**Goal**
Reproduce the following lines verbatim, covering every record.
--- START ---
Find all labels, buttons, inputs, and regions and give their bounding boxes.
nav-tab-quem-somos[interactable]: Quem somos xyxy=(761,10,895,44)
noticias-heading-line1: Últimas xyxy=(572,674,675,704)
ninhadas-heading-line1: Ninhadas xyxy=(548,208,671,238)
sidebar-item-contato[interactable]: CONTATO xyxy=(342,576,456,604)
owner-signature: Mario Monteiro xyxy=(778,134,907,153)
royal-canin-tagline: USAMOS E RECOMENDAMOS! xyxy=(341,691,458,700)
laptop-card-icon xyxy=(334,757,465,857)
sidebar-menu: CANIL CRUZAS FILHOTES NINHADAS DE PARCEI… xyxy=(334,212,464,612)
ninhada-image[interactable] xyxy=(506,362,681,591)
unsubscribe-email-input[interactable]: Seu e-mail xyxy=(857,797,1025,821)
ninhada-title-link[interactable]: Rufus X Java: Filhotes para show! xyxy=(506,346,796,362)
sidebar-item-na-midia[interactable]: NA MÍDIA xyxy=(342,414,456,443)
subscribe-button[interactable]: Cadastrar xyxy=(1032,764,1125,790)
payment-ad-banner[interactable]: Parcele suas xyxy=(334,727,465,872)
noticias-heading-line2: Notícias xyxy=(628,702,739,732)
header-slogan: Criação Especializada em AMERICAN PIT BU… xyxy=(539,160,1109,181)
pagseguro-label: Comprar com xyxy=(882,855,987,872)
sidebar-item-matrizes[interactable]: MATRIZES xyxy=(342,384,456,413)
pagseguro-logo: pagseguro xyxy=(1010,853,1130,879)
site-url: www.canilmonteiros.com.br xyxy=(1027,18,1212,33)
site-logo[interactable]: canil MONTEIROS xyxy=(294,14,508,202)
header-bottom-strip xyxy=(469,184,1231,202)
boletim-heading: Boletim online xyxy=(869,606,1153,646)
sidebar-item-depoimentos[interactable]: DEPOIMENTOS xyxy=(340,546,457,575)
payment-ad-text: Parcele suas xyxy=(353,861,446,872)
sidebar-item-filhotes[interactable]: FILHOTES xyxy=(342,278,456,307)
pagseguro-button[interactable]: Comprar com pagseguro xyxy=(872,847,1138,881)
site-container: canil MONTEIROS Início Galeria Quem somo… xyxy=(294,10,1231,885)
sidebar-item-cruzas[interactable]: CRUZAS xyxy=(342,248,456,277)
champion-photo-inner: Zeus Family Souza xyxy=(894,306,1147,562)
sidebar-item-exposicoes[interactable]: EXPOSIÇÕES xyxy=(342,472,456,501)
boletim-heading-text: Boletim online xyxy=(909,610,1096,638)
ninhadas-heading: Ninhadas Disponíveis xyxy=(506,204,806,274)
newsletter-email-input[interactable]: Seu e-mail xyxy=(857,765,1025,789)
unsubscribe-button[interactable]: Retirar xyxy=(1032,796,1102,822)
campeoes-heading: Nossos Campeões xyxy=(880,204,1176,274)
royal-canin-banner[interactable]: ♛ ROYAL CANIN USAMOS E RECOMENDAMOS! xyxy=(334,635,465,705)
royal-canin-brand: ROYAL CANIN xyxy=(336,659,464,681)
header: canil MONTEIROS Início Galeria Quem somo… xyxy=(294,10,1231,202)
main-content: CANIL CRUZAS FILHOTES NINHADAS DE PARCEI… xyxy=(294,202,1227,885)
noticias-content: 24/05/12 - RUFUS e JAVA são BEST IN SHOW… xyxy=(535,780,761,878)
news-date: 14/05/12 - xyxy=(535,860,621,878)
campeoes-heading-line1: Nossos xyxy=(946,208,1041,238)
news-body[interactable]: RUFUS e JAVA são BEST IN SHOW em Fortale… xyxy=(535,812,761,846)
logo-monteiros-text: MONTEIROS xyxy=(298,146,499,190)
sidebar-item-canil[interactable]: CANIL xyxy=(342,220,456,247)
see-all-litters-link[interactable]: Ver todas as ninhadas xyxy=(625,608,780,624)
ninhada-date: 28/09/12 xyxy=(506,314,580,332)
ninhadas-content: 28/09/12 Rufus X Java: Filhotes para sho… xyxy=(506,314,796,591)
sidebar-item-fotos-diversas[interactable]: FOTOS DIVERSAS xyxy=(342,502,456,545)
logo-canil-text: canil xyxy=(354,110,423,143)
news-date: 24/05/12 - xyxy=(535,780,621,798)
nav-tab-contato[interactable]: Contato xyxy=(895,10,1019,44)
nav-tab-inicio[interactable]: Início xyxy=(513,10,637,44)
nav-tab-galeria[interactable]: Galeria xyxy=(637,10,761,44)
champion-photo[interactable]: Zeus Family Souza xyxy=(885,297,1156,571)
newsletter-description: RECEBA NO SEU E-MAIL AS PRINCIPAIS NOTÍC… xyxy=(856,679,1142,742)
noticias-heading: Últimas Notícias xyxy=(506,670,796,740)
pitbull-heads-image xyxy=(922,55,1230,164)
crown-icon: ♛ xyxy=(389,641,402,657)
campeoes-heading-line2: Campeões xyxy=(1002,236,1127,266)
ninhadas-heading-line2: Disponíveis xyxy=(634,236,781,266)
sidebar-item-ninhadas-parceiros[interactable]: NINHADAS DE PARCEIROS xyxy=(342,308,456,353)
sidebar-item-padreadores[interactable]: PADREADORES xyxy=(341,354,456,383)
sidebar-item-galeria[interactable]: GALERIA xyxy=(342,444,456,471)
--- END ---
**Task response**
Find all labels, buttons, inputs, and regions and give their bounding boxes.
nav-tab-quem-somos[interactable]: Quem somos xyxy=(761,10,895,44)
noticias-heading-line1: Últimas xyxy=(572,674,675,704)
ninhadas-heading-line1: Ninhadas xyxy=(548,208,671,238)
sidebar-item-contato[interactable]: CONTATO xyxy=(342,576,456,604)
owner-signature: Mario Monteiro xyxy=(778,134,907,153)
royal-canin-tagline: USAMOS E RECOMENDAMOS! xyxy=(341,691,458,700)
laptop-card-icon xyxy=(334,757,465,857)
sidebar-menu: CANIL CRUZAS FILHOTES NINHADAS DE PARCEI… xyxy=(334,212,464,612)
ninhada-image[interactable] xyxy=(506,362,681,591)
unsubscribe-email-input[interactable]: Seu e-mail xyxy=(857,797,1025,821)
ninhada-title-link[interactable]: Rufus X Java: Filhotes para show! xyxy=(506,346,796,362)
sidebar-item-na-midia[interactable]: NA MÍDIA xyxy=(342,414,456,443)
subscribe-button[interactable]: Cadastrar xyxy=(1032,764,1125,790)
payment-ad-banner[interactable]: Parcele suas xyxy=(334,727,465,872)
noticias-heading-line2: Notícias xyxy=(628,702,739,732)
header-slogan: Criação Especializada em AMERICAN PIT BU… xyxy=(539,160,1109,181)
pagseguro-label: Comprar com xyxy=(882,855,987,872)
sidebar-item-matrizes[interactable]: MATRIZES xyxy=(342,384,456,413)
pagseguro-logo: pagseguro xyxy=(1010,853,1130,879)
site-url: www.canilmonteiros.com.br xyxy=(1027,18,1212,33)
site-logo[interactable]: canil MONTEIROS xyxy=(294,14,508,202)
header-bottom-strip xyxy=(469,184,1231,202)
boletim-heading: Boletim online xyxy=(869,606,1153,646)
sidebar-item-depoimentos[interactable]: DEPOIMENTOS xyxy=(340,546,457,575)
payment-ad-text: Parcele suas xyxy=(353,861,446,872)
sidebar-item-filhotes[interactable]: FILHOTES xyxy=(342,278,456,307)
pagseguro-button[interactable]: Comprar com pagseguro xyxy=(872,847,1138,881)
site-container: canil MONTEIROS Início Galeria Quem somo… xyxy=(294,10,1231,885)
sidebar-item-cruzas[interactable]: CRUZAS xyxy=(342,248,456,277)
champion-photo-inner: Zeus Family Souza xyxy=(894,306,1147,562)
sidebar-item-exposicoes[interactable]: EXPOSIÇÕES xyxy=(342,472,456,501)
boletim-heading-text: Boletim online xyxy=(909,610,1096,638)
ninhadas-heading: Ninhadas Disponíveis xyxy=(506,204,806,274)
newsletter-email-input[interactable]: Seu e-mail xyxy=(857,765,1025,789)
unsubscribe-button[interactable]: Retirar xyxy=(1032,796,1102,822)
campeoes-heading: Nossos Campeões xyxy=(880,204,1176,274)
royal-canin-banner[interactable]: ♛ ROYAL CANIN USAMOS E RECOMENDAMOS! xyxy=(334,635,465,705)
royal-canin-brand: ROYAL CANIN xyxy=(336,659,464,681)
header: canil MONTEIROS Início Galeria Quem somo… xyxy=(294,10,1231,202)
main-content: CANIL CRUZAS FILHOTES NINHADAS DE PARCEI… xyxy=(294,202,1227,885)
noticias-content: 24/05/12 - RUFUS e JAVA são BEST IN SHOW… xyxy=(535,780,761,878)
news-date: 14/05/12 - xyxy=(535,860,621,878)
campeoes-heading-line1: Nossos xyxy=(946,208,1041,238)
news-body[interactable]: RUFUS e JAVA são BEST IN SHOW em Fortale… xyxy=(535,812,761,846)
logo-monteiros-text: MONTEIROS xyxy=(298,146,499,190)
sidebar-item-canil[interactable]: CANIL xyxy=(342,220,456,247)
see-all-litters-link[interactable]: Ver todas as ninhadas xyxy=(625,608,780,624)
ninhada-date: 28/09/12 xyxy=(506,314,580,332)
ninhadas-content: 28/09/12 Rufus X Java: Filhotes para sho… xyxy=(506,314,796,591)
sidebar-item-fotos-diversas[interactable]: FOTOS DIVERSAS xyxy=(342,502,456,545)
logo-canil-text: canil xyxy=(354,110,423,143)
news-date: 24/05/12 - xyxy=(535,780,621,798)
nav-tab-contato[interactable]: Contato xyxy=(895,10,1019,44)
nav-tab-inicio[interactable]: Início xyxy=(513,10,637,44)
nav-tab-galeria[interactable]: Galeria xyxy=(637,10,761,44)
champion-photo[interactable]: Zeus Family Souza xyxy=(885,297,1156,571)
newsletter-description: RECEBA NO SEU E-MAIL AS PRINCIPAIS NOTÍC… xyxy=(856,679,1142,742)
noticias-heading: Últimas Notícias xyxy=(506,670,796,740)
pitbull-heads-image xyxy=(922,55,1230,164)
crown-icon: ♛ xyxy=(389,641,402,657)
campeoes-heading-line2: Campeões xyxy=(1002,236,1127,266)
ninhadas-heading-line2: Disponíveis xyxy=(634,236,781,266)
sidebar-item-ninhadas-parceiros[interactable]: NINHADAS DE PARCEIROS xyxy=(342,308,456,353)
sidebar-item-padreadores[interactable]: PADREADORES xyxy=(341,354,456,383)
sidebar-item-galeria[interactable]: GALERIA xyxy=(342,444,456,471)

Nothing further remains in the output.